• _What is needed_
Write every record out again exactly as given.

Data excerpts

★ ★ ★ ★ ★ ★ ★

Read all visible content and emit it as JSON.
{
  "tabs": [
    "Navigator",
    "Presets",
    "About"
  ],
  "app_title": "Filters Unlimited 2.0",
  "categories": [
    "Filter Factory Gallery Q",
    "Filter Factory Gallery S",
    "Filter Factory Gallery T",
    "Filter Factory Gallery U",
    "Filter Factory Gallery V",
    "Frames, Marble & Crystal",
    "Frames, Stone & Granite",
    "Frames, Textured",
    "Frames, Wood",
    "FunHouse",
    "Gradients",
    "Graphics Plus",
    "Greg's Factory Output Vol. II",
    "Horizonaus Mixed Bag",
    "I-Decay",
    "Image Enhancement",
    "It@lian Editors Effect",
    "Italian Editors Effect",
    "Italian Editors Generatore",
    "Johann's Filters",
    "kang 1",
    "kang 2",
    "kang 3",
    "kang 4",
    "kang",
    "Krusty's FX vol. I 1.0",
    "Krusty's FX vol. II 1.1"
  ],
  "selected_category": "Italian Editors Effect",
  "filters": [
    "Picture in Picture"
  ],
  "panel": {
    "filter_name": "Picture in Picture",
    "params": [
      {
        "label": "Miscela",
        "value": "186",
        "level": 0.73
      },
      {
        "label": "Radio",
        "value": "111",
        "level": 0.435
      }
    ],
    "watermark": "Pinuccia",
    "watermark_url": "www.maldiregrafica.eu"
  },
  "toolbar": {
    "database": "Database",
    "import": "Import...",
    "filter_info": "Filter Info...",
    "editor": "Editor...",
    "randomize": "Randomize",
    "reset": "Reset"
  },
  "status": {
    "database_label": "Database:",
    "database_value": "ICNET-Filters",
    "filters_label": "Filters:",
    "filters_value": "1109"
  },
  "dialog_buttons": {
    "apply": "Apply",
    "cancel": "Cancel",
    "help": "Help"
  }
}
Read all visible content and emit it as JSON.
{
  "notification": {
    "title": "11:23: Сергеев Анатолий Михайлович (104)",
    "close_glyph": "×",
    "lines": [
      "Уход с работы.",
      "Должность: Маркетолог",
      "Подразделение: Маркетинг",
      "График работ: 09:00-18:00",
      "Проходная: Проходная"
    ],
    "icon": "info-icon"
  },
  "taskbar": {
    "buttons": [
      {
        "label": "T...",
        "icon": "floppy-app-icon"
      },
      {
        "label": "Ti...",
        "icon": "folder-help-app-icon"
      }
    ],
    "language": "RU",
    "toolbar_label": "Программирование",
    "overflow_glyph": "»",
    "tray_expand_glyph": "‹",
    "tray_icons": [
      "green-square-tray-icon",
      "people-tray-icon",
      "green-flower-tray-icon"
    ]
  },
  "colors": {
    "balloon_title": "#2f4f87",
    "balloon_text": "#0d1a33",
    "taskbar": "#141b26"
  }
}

★ ★ ★ ★ ★ ★ ★

• _Full response_
Read all visible content and emit it as JSON.
{
  "tabs": [
    "Navigator",
    "Presets",
    "About"
  ],
  "app_title": "Filters Unlimited 2.0",
  "categories": [
    "Filter Factory Gallery Q",
    "Filter Factory Gallery S",
    "Filter Factory Gallery T",
    "Filter Factory Gallery U",
    "Filter Factory Gallery V",
    "Frames, Marble & Crystal",
    "Frames, Stone & Granite",
    "Frames, Textured",
    "Frames, Wood",
    "FunHouse",
    "Gradients",
    "Graphics Plus",
    "Greg's Factory Output Vol. II",
    "Horizonaus Mixed Bag",
    "I-Decay",
    "Image Enhancement",
    "It@lian Editors Effect",
    "Italian Editors Effect",
    "Italian Editors Generatore",
    "Johann's Filters",
    "kang 1",
    "kang 2",
    "kang 3",
    "kang 4",
    "kang",
    "Krusty's FX vol. I 1.0",
    "Krusty's FX vol. II 1.1"
  ],
  "selected_category": "Italian Editors Effect",
  "filters": [
    "Picture in Picture"
  ],
  "panel": {
    "filter_name": "Picture in Picture",
    "params": [
      {
        "label": "Miscela",
        "value": "186",
        "level": 0.73
      },
      {
        "label": "Radio",
        "value": "111",
        "level": 0.435
      }
    ],
    "watermark": "Pinuccia",
    "watermark_url": "www.maldiregrafica.eu"
  },
  "toolbar": {
    "database": "Database",
    "import": "Import...",
    "filter_info": "Filter Info...",
    "editor": "Editor...",
    "randomize": "Randomize",
    "reset": "Reset"
  },
  "status": {
    "database_label": "Database:",
    "database_value": "ICNET-Filters",
    "filters_label": "Filters:",
    "filters_value": "1109"
  },
  "dialog_buttons": {
    "apply": "Apply",
    "cancel": "Cancel",
    "help": "Help"
  }
}
Read all visible content and emit it as JSON.
{
  "notification": {
    "title": "11:23: Сергеев Анатолий Михайлович (104)",
    "close_glyph": "×",
    "lines": [
      "Уход с работы.",
      "Должность: Маркетолог",
      "Подразделение: Маркетинг",
      "График работ: 09:00-18:00",
      "Проходная: Проходная"
    ],
    "icon": "info-icon"
  },
  "taskbar": {
    "buttons": [
      {
        "label": "T...",
        "icon": "floppy-app-icon"
      },
      {
        "label": "Ti...",
        "icon": "folder-help-app-icon"
      }
    ],
    "language": "RU",
    "toolbar_label": "Программирование",
    "overflow_glyph": "»",
    "tray_expand_glyph": "‹",
    "tray_icons": [
      "green-square-tray-icon",
      "people-tray-icon",
      "green-flower-tray-icon"
    ]
  },
  "colors": {
    "balloon_title": "#2f4f87",
    "balloon_text": "#0d1a33",
    "taskbar": "#141b26"
  }
}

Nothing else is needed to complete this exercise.